YOUR OBJECTIVE: Repeat the entries below exactly as they appear, with no pictures.

[Lines of data]
[Begin]

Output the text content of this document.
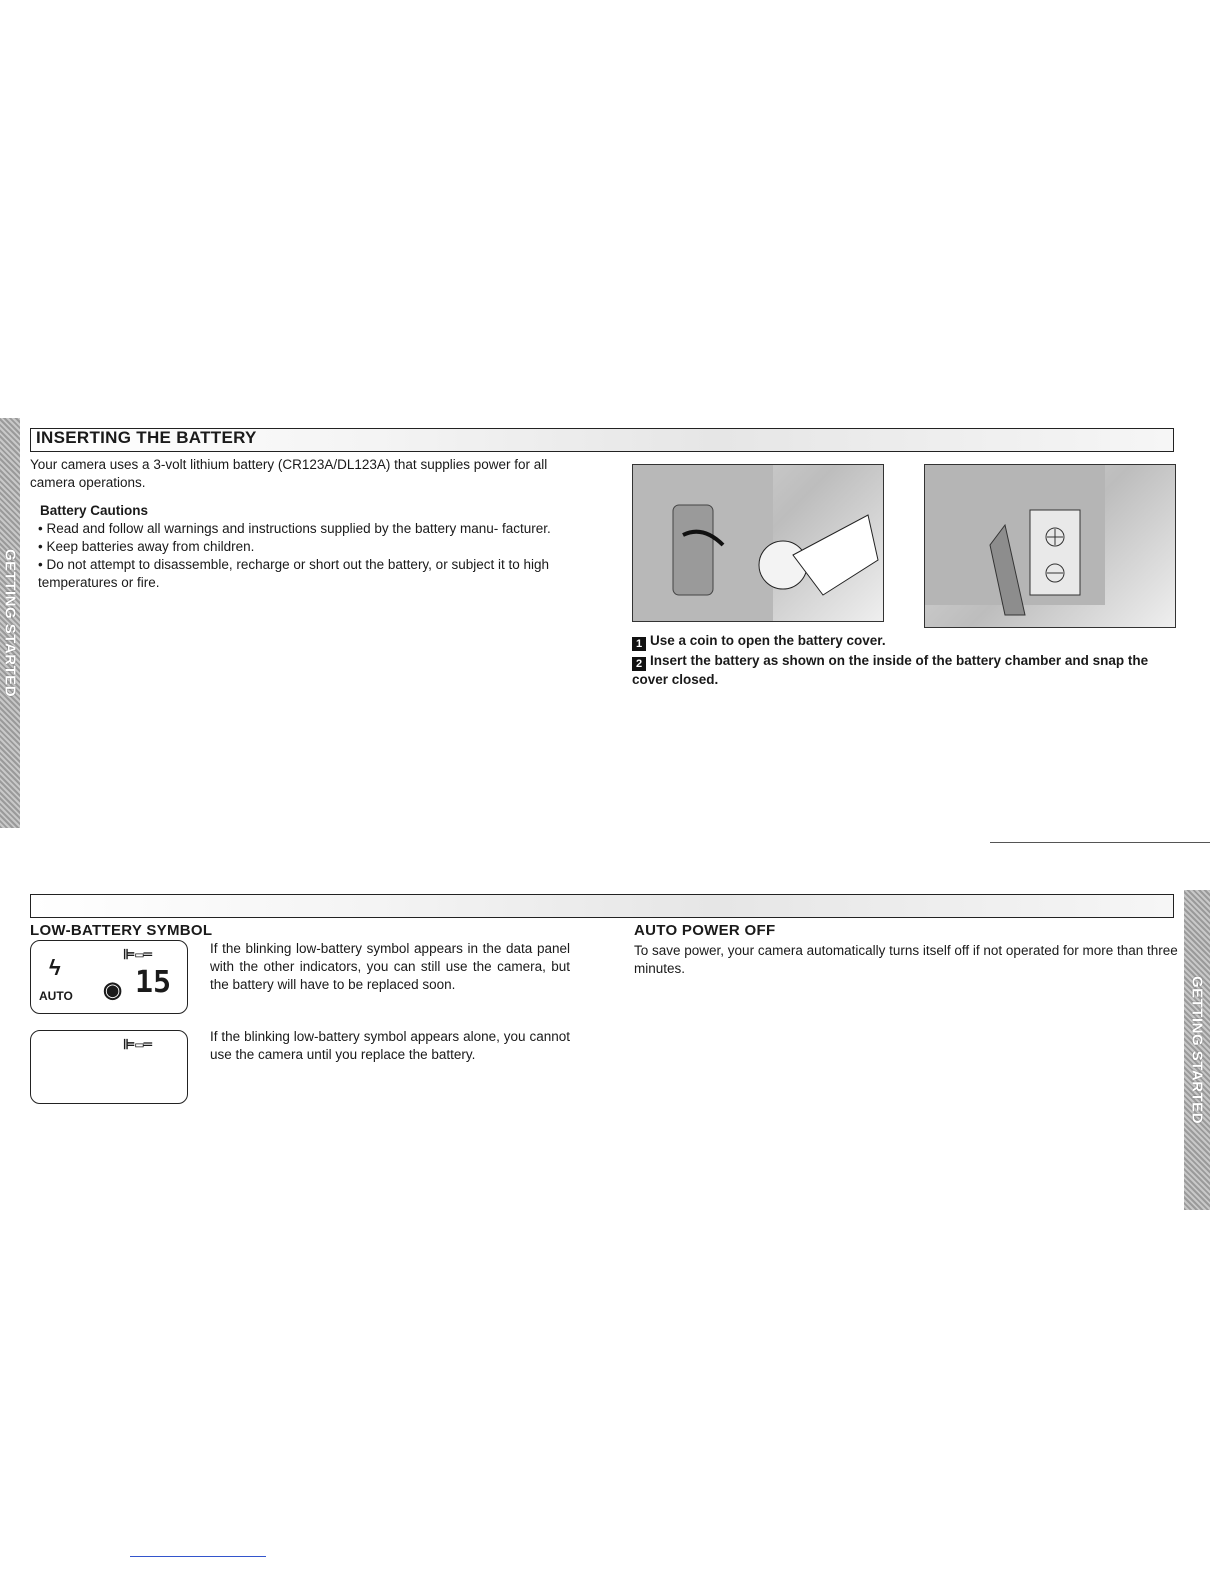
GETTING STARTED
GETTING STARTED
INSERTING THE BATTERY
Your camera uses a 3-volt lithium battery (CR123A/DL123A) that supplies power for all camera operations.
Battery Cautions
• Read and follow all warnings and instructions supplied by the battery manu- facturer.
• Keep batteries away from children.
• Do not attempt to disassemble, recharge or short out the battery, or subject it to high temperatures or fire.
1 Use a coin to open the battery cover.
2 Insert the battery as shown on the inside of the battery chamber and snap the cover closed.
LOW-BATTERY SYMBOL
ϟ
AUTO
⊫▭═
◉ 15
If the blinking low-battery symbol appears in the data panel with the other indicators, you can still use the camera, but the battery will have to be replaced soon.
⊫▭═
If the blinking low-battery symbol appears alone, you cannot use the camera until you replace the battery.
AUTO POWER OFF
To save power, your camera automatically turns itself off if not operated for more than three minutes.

[End]

TASK RESULT:
Output the text content of this document.
GETTING STARTED
GETTING STARTED
INSERTING THE BATTERY
Your camera uses a 3-volt lithium battery (CR123A/DL123A) that supplies power for all camera operations.
Battery Cautions
• Read and follow all warnings and instructions supplied by the battery manu- facturer.
• Keep batteries away from children.
• Do not attempt to disassemble, recharge or short out the battery, or subject it to high temperatures or fire.
1 Use a coin to open the battery cover.
2 Insert the battery as shown on the inside of the battery chamber and snap the cover closed.
LOW-BATTERY SYMBOL
ϟ
AUTO
⊫▭═
◉ 15
If the blinking low-battery symbol appears in the data panel with the other indicators, you can still use the camera, but the battery will have to be replaced soon.
⊫▭═
If the blinking low-battery symbol appears alone, you cannot use the camera until you replace the battery.
AUTO POWER OFF
To save power, your camera automatically turns itself off if not operated for more than three minutes.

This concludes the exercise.